**Goal:**
Filter the records below down to lines containing "Cogent".

── Supplied data ──

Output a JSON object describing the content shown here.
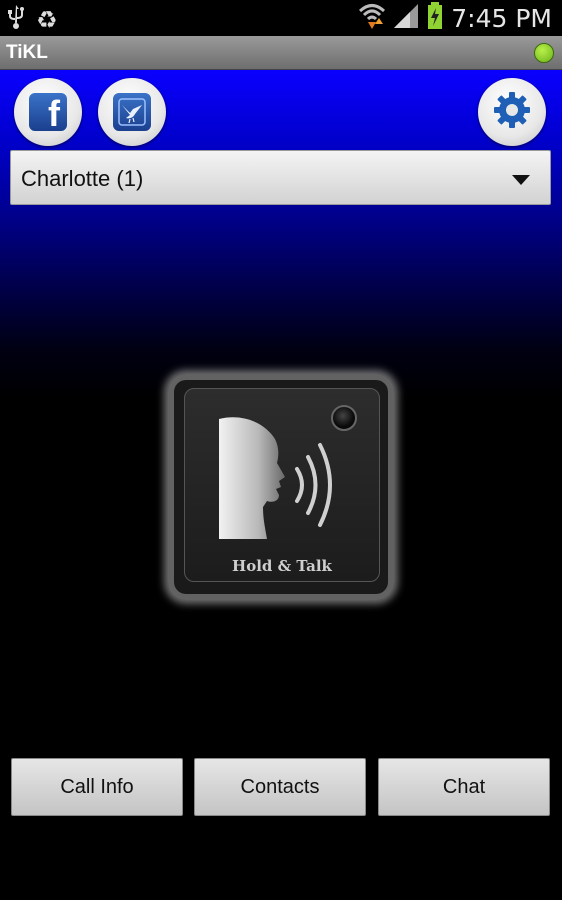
{
  "status_bar": {
    "time": "7:45 PM",
    "icons": [
      "usb-icon",
      "recycle-icon",
      "wifi-icon",
      "signal-icon",
      "battery-charging-icon"
    ]
  },
  "app": {
    "title": "TiKL",
    "status_color": "#8fd433"
  },
  "share": {
    "facebook_letter": "f",
    "icons": [
      "facebook-icon",
      "bird-icon",
      "gear-icon"
    ]
  },
  "contact_select": {
    "selected": "Charlotte (1)"
  },
  "talk": {
    "label": "Hold & Talk"
  },
  "bottom_buttons": {
    "call_info": "Call Info",
    "contacts": "Contacts",
    "chat": "Chat"
  },
  "colors": {
    "header_blue": "#0a00ff",
    "background": "#000000"
  }
}
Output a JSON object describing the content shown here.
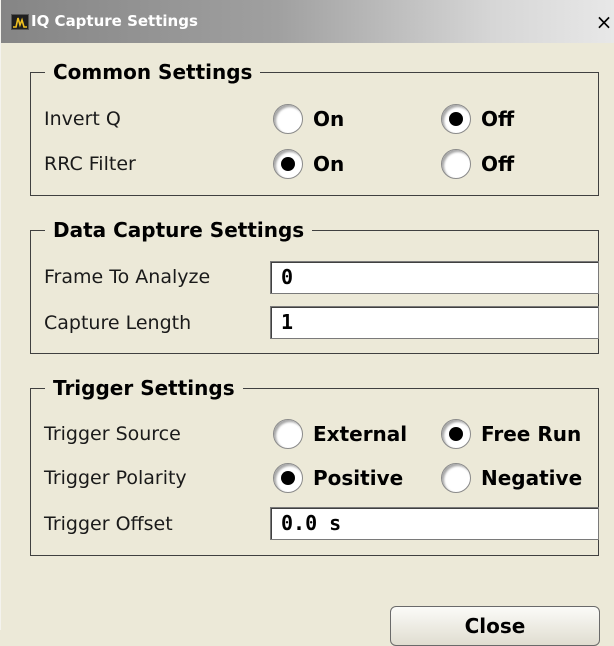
{
  "window": {
    "title": "IQ Capture Settings",
    "close_glyph": "×",
    "icon": "spectrum-analyzer-icon"
  },
  "common": {
    "title": "Common Settings",
    "invert_q": {
      "label": "Invert Q",
      "options": [
        "On",
        "Off"
      ],
      "selected": "Off"
    },
    "rrc_filter": {
      "label": "RRC Filter",
      "options": [
        "On",
        "Off"
      ],
      "selected": "On"
    }
  },
  "data_capture": {
    "title": "Data Capture Settings",
    "frame_to_analyze": {
      "label": "Frame To Analyze",
      "value": "0"
    },
    "capture_length": {
      "label": "Capture Length",
      "value": "1"
    }
  },
  "trigger": {
    "title": "Trigger Settings",
    "source": {
      "label": "Trigger Source",
      "options": [
        "External",
        "Free Run"
      ],
      "selected": "Free Run"
    },
    "polarity": {
      "label": "Trigger Polarity",
      "options": [
        "Positive",
        "Negative"
      ],
      "selected": "Positive"
    },
    "offset": {
      "label": "Trigger Offset",
      "value": "0.0 s"
    }
  },
  "buttons": {
    "close": "Close"
  }
}
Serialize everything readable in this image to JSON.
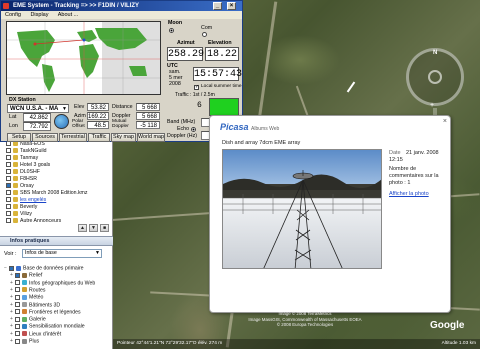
{
  "eme_window": {
    "title": "EME System - Tracking => >> F1DIN / VILIZY",
    "menu": [
      "Config",
      "Display",
      "About ..."
    ],
    "moon_label": "Moon",
    "com_label": "Com",
    "azimut_label": "Azimut",
    "elevation_label": "Elevation",
    "azimut_value": "258.29",
    "elevation_value": "18.22",
    "utc_label": "UTC",
    "date_line1": "sam.",
    "date_line2": "5 mer",
    "date_line3": "2008",
    "utc_time": "15:57:43",
    "local_summer_time_label": "Local summer time",
    "traffic_label": "Traffic : 1st / 2.5m",
    "dx_station_label": "DX Station",
    "dx_station_value": "WCN U.S.A. - MA",
    "lat_label": "Lat",
    "lat_value": "42.862",
    "lon_label": "Lon",
    "lon_value": "72.792",
    "elev_label": "Elev",
    "elev_value": "53.82",
    "distance_label": "Distance",
    "distance_value": "5 668",
    "azim_label": "Azim",
    "azim_value": "169.22",
    "doppler_label": "Doppler",
    "doppler_value": "5 668",
    "polar_offset_label": "Polar Offset",
    "polar_offset_value": "48.5",
    "mutual_doppler_label": "Mutual Doppler",
    "mutual_doppler_value": "-5 118",
    "band_label": "Band (MHz)",
    "band_value": "10 368",
    "echo_label": "Echo",
    "doppler_hz_label": "Doppler (Hz)",
    "doppler_hz_value": "-15 861",
    "indicator_value": "6",
    "buttons": [
      "Setup",
      "Sources",
      "Terrestrial",
      "Traffic",
      "Sky map",
      "World map"
    ]
  },
  "sidebar": {
    "tree_items": [
      {
        "label": "Nasa-EOS",
        "checked": false
      },
      {
        "label": "TaskNGuild",
        "checked": false
      },
      {
        "label": "Tanmay",
        "checked": false
      },
      {
        "label": "Hotel 3 goals",
        "checked": false
      },
      {
        "label": "DL0SHF",
        "checked": false
      },
      {
        "label": "F8HSR",
        "checked": false
      },
      {
        "label": "Orsay",
        "checked": true
      },
      {
        "label": "SBS March 2008 Edition.kmz",
        "checked": false
      },
      {
        "label": "les engelés",
        "checked": false
      },
      {
        "label": "Beverly",
        "checked": false
      },
      {
        "label": "Vilizy",
        "checked": false
      },
      {
        "label": "Autre Annonceurs",
        "checked": false
      }
    ],
    "infos_pratiques_header": "Infos pratiques",
    "view_label": "Voir :",
    "view_select": "Infos de base",
    "layers": [
      {
        "label": "Base de données primaire",
        "checked": true
      },
      {
        "label": "Relief",
        "checked": true
      },
      {
        "label": "Infos géographiques du Web",
        "checked": false
      },
      {
        "label": "Routes",
        "checked": false
      },
      {
        "label": "Météo",
        "checked": false
      },
      {
        "label": "Bâtiments 3D",
        "checked": false
      },
      {
        "label": "Frontières et légendes",
        "checked": false
      },
      {
        "label": "Galerie",
        "checked": false
      },
      {
        "label": "Sensibilisation mondiale",
        "checked": false
      },
      {
        "label": "Lieux d'intérêt",
        "checked": false
      },
      {
        "label": "Plus",
        "checked": false
      }
    ]
  },
  "popup": {
    "brand": "Picasa",
    "brand_suffix": "Albums Web",
    "caption": "Dish and array 7dcm EME array",
    "date_label": "Date",
    "date_value": "21 janv. 2008",
    "time_value": "12:15",
    "comments_text": "Nombre de commentaires sur la photo : 1",
    "view_link": "Afficher la photo"
  },
  "map": {
    "copyright": "Image © 2008 TerraMetrics\nImage MassGIS, Commonwealth of Massachusetts EOEA\n© 2008 Europa Technologies",
    "status_left": "Pointeur  42°44'1.21\"N  72°29'32.17\"O  élév.  274 m",
    "status_right": "Altitude  1.03 km",
    "google_logo": "Google"
  }
}
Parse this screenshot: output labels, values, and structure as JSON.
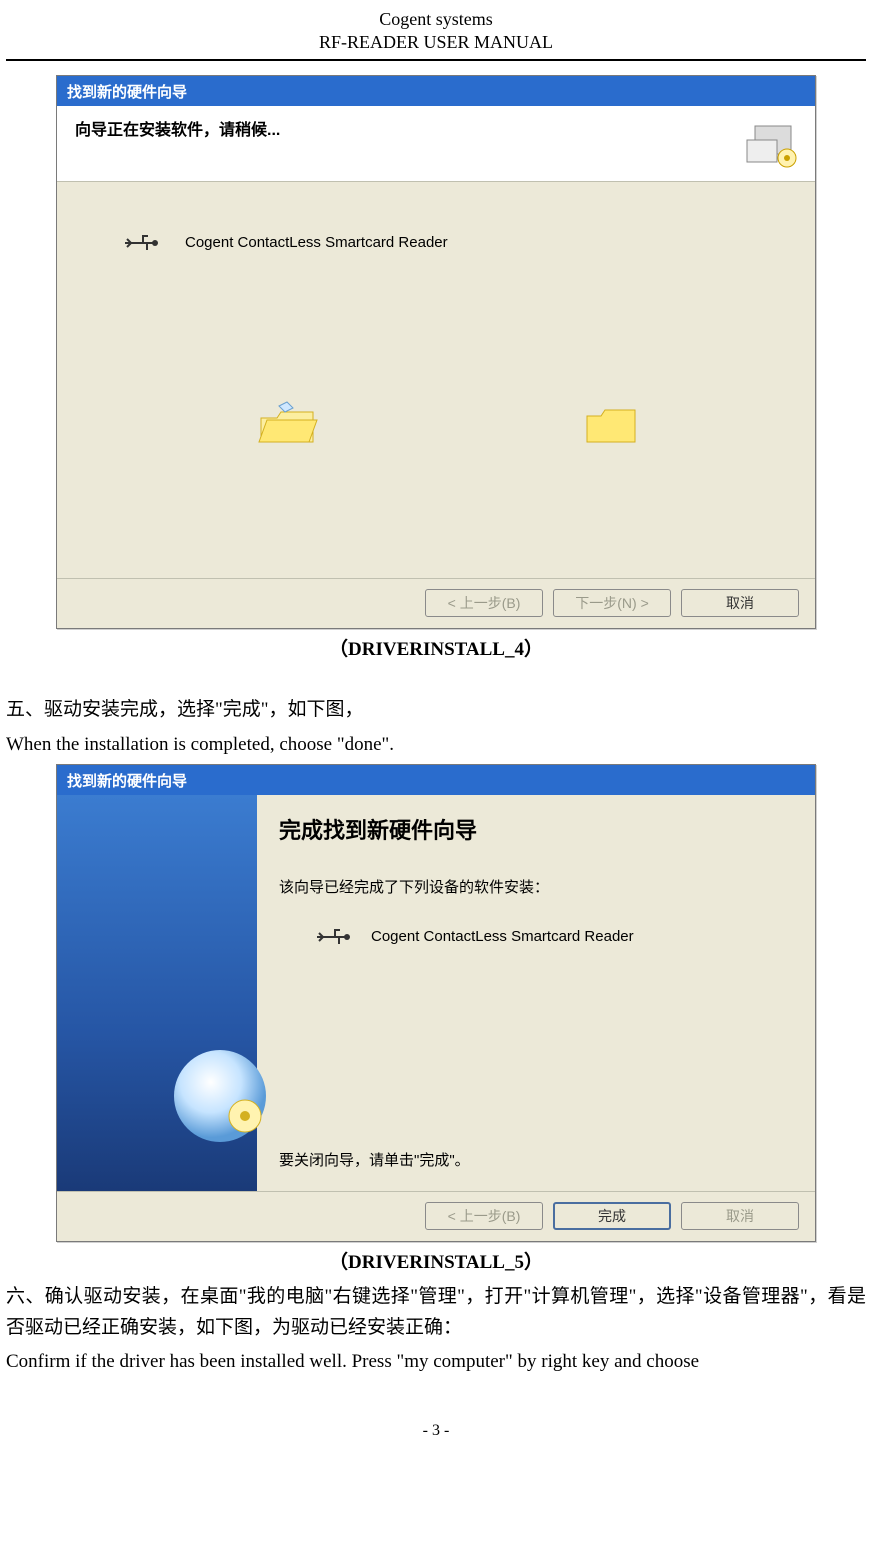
{
  "header": {
    "line1": "Cogent systems",
    "line2": "RF-READER USER MANUAL"
  },
  "dialog1": {
    "titlebar": "找到新的硬件向导",
    "strip_title": "向导正在安装软件，请稍候...",
    "usb_label": "Cogent ContactLess Smartcard Reader",
    "btn_back": "< 上一步(B)",
    "btn_next": "下一步(N) >",
    "btn_cancel": "取消"
  },
  "caption1": "（DRIVERINSTALL_4）",
  "step5_cn": "五、驱动安装完成，选择\"完成\"，如下图，",
  "step5_en": "When the installation is completed, choose \"done\".",
  "dialog2": {
    "titlebar": "找到新的硬件向导",
    "rp_title": "完成找到新硬件向导",
    "rp_sub": "该向导已经完成了下列设备的软件安装：",
    "rp_device": "Cogent ContactLess Smartcard Reader",
    "rp_close": "要关闭向导，请单击\"完成\"。",
    "btn_back": "< 上一步(B)",
    "btn_finish": "完成",
    "btn_cancel": "取消"
  },
  "caption2": "（DRIVERINSTALL_5）",
  "step6_cn": "六、确认驱动安装，在桌面\"我的电脑\"右键选择\"管理\"，打开\"计算机管理\"，选择\"设备管理器\"，看是否驱动已经正确安装，如下图，为驱动已经安装正确：",
  "step6_en": "Confirm if the driver has been installed well.  Press \"my computer\" by right key and choose",
  "page_number": "- 3 -"
}
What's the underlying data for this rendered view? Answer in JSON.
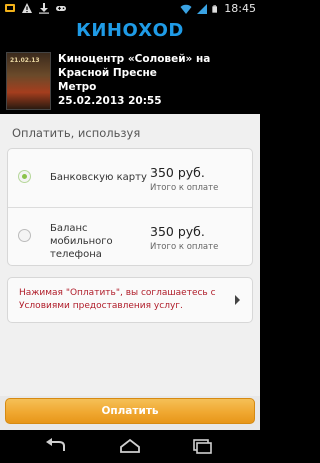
{
  "status_bar": {
    "time": "18:45",
    "left_icons": [
      "app-icon",
      "warning-icon",
      "download-icon",
      "gamepad-icon"
    ],
    "right_icons": [
      "wifi-icon",
      "signal-icon",
      "battery-icon"
    ]
  },
  "app": {
    "logo": "КИНОХОD"
  },
  "event": {
    "poster_text": "21.02.13",
    "cinema": "Киноцентр «Соловей» на Красной Пресне",
    "metro": "Метро",
    "datetime": "25.02.2013 20:55"
  },
  "payment": {
    "section_title": "Оплатить, используя",
    "options": [
      {
        "label": "Банковскую карту",
        "price": "350 руб.",
        "total_label": "Итого к оплате",
        "selected": true
      },
      {
        "label": "Баланс мобильного телефона",
        "price": "350 руб.",
        "total_label": "Итого к оплате",
        "selected": false
      }
    ],
    "terms_text": "Нажимая \"Оплатить\", вы соглашаетесь с Условиями предоставления услуг.",
    "pay_button": "Оплатить"
  },
  "nav": [
    "back-icon",
    "home-icon",
    "recent-apps-icon"
  ],
  "colors": {
    "logo": "#1f9be6",
    "button": "#f0a831",
    "terms_text": "#b01d2a",
    "radio_selected": "#8bc34a"
  }
}
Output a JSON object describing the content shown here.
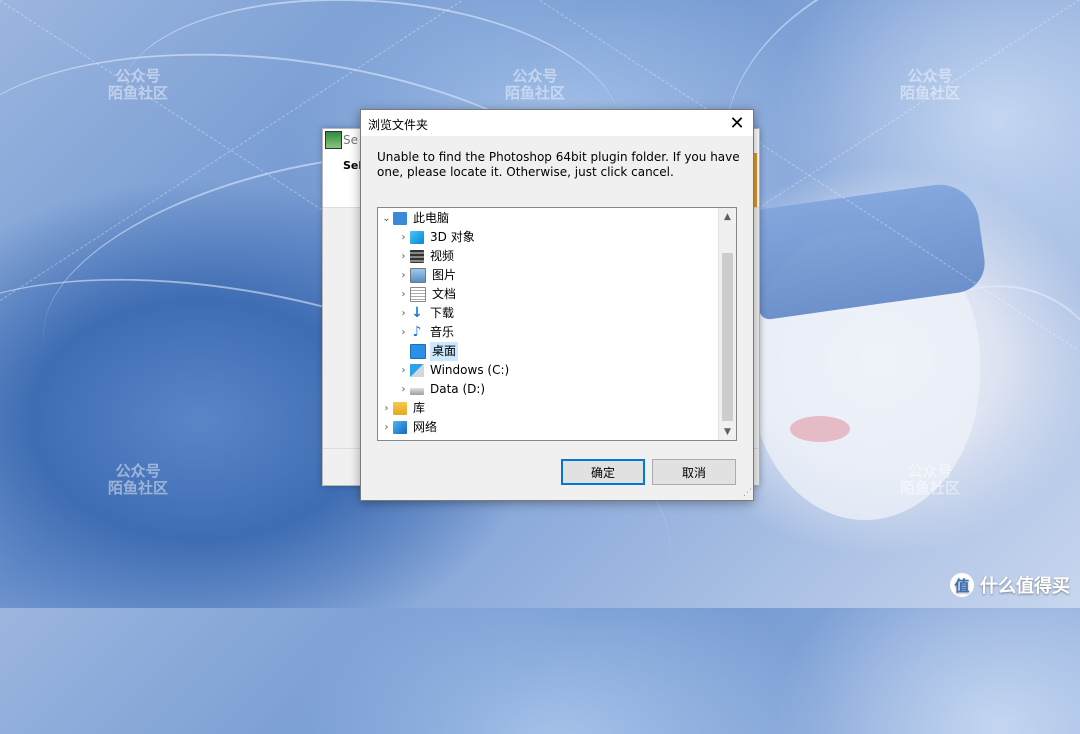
{
  "watermark": {
    "line1": "公众号",
    "line2": "陌鱼社区"
  },
  "back_window": {
    "title": "Se",
    "subtitle": "Sele"
  },
  "dialog": {
    "title": "浏览文件夹",
    "message": "Unable to find the Photoshop 64bit plugin folder. If you have one, please locate it. Otherwise, just click cancel.",
    "tree": [
      {
        "label": "此电脑",
        "icon": "pc-icon",
        "expanded": true
      },
      {
        "label": "3D 对象",
        "icon": "3d-objects-icon"
      },
      {
        "label": "视频",
        "icon": "video-icon"
      },
      {
        "label": "图片",
        "icon": "pictures-icon"
      },
      {
        "label": "文档",
        "icon": "documents-icon"
      },
      {
        "label": "下载",
        "icon": "downloads-icon"
      },
      {
        "label": "音乐",
        "icon": "music-icon"
      },
      {
        "label": "桌面",
        "icon": "desktop-icon",
        "selected": true
      },
      {
        "label": "Windows (C:)",
        "icon": "windows-drive-icon"
      },
      {
        "label": "Data (D:)",
        "icon": "drive-icon"
      },
      {
        "label": "库",
        "icon": "library-icon"
      },
      {
        "label": "网络",
        "icon": "network-icon"
      }
    ],
    "ok_label": "确定",
    "cancel_label": "取消"
  },
  "brand": {
    "symbol": "值",
    "text": "什么值得买"
  },
  "colors": {
    "accent": "#0078d7",
    "selection": "#cce8ff"
  }
}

───

**Final result:**
    "line1": "Cogent systems",
    "usb_label": "Cogent ContactLess Smartcard Reader",
    "rp_device": "Cogent ContactLess Smartcard Reader",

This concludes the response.